[Written problem] Copy every line in the items below character for character, without changing anything.
□ □ □ □ □
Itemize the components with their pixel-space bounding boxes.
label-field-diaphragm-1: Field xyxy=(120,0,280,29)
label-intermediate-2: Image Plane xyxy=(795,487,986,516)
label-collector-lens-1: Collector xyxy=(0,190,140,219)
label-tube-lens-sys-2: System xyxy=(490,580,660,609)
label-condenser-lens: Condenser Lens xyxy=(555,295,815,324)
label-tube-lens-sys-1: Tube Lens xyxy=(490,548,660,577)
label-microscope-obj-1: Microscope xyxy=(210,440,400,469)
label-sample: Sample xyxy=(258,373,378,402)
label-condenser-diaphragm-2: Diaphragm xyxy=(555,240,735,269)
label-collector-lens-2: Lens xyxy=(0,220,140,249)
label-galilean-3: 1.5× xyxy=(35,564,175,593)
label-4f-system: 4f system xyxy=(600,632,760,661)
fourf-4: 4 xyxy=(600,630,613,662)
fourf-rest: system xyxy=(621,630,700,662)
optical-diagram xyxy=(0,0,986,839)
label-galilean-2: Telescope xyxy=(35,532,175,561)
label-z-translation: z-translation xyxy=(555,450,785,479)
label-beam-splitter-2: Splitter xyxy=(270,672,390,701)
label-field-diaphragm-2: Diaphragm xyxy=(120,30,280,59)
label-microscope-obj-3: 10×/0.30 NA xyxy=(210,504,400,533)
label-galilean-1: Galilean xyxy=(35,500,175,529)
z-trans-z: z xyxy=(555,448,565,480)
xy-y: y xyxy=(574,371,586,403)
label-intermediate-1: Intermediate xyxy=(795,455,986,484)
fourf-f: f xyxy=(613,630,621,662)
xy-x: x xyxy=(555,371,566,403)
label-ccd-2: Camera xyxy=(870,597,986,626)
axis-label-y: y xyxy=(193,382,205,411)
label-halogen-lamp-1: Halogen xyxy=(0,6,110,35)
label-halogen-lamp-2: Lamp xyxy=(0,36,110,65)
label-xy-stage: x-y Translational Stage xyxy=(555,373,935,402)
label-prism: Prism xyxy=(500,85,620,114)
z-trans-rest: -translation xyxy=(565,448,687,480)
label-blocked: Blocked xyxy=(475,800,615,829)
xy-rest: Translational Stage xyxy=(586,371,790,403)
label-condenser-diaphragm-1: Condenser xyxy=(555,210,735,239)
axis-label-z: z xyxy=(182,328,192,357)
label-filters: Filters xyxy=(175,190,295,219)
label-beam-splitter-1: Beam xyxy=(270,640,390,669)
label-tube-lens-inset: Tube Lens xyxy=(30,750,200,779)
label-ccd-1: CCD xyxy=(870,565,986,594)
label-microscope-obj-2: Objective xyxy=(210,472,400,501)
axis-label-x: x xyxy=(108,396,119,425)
□ □ □ □ □
[Result of this exercise]
Itemize the components with their pixel-space bounding boxes.
label-field-diaphragm-1: Field xyxy=(120,0,280,29)
label-intermediate-2: Image Plane xyxy=(795,487,986,516)
label-collector-lens-1: Collector xyxy=(0,190,140,219)
label-tube-lens-sys-2: System xyxy=(490,580,660,609)
label-condenser-lens: Condenser Lens xyxy=(555,295,815,324)
label-tube-lens-sys-1: Tube Lens xyxy=(490,548,660,577)
label-microscope-obj-1: Microscope xyxy=(210,440,400,469)
label-sample: Sample xyxy=(258,373,378,402)
label-condenser-diaphragm-2: Diaphragm xyxy=(555,240,735,269)
label-collector-lens-2: Lens xyxy=(0,220,140,249)
label-galilean-3: 1.5× xyxy=(35,564,175,593)
label-4f-system: 4f system xyxy=(600,632,760,661)
fourf-4: 4 xyxy=(600,630,613,662)
fourf-rest: system xyxy=(621,630,700,662)
optical-diagram xyxy=(0,0,986,839)
label-galilean-2: Telescope xyxy=(35,532,175,561)
label-z-translation: z-translation xyxy=(555,450,785,479)
label-beam-splitter-2: Splitter xyxy=(270,672,390,701)
label-field-diaphragm-2: Diaphragm xyxy=(120,30,280,59)
label-microscope-obj-3: 10×/0.30 NA xyxy=(210,504,400,533)
label-galilean-1: Galilean xyxy=(35,500,175,529)
z-trans-z: z xyxy=(555,448,565,480)
xy-y: y xyxy=(574,371,586,403)
label-intermediate-1: Intermediate xyxy=(795,455,986,484)
fourf-f: f xyxy=(613,630,621,662)
xy-x: x xyxy=(555,371,566,403)
label-ccd-2: Camera xyxy=(870,597,986,626)
axis-label-y: y xyxy=(193,382,205,411)
label-halogen-lamp-1: Halogen xyxy=(0,6,110,35)
label-halogen-lamp-2: Lamp xyxy=(0,36,110,65)
label-xy-stage: x-y Translational Stage xyxy=(555,373,935,402)
label-prism: Prism xyxy=(500,85,620,114)
z-trans-rest: -translation xyxy=(565,448,687,480)
label-blocked: Blocked xyxy=(475,800,615,829)
xy-rest: Translational Stage xyxy=(586,371,790,403)
label-condenser-diaphragm-1: Condenser xyxy=(555,210,735,239)
axis-label-z: z xyxy=(182,328,192,357)
label-filters: Filters xyxy=(175,190,295,219)
label-beam-splitter-1: Beam xyxy=(270,640,390,669)
label-tube-lens-inset: Tube Lens xyxy=(30,750,200,779)
label-ccd-1: CCD xyxy=(870,565,986,594)
label-microscope-obj-2: Objective xyxy=(210,472,400,501)
axis-label-x: x xyxy=(108,396,119,425)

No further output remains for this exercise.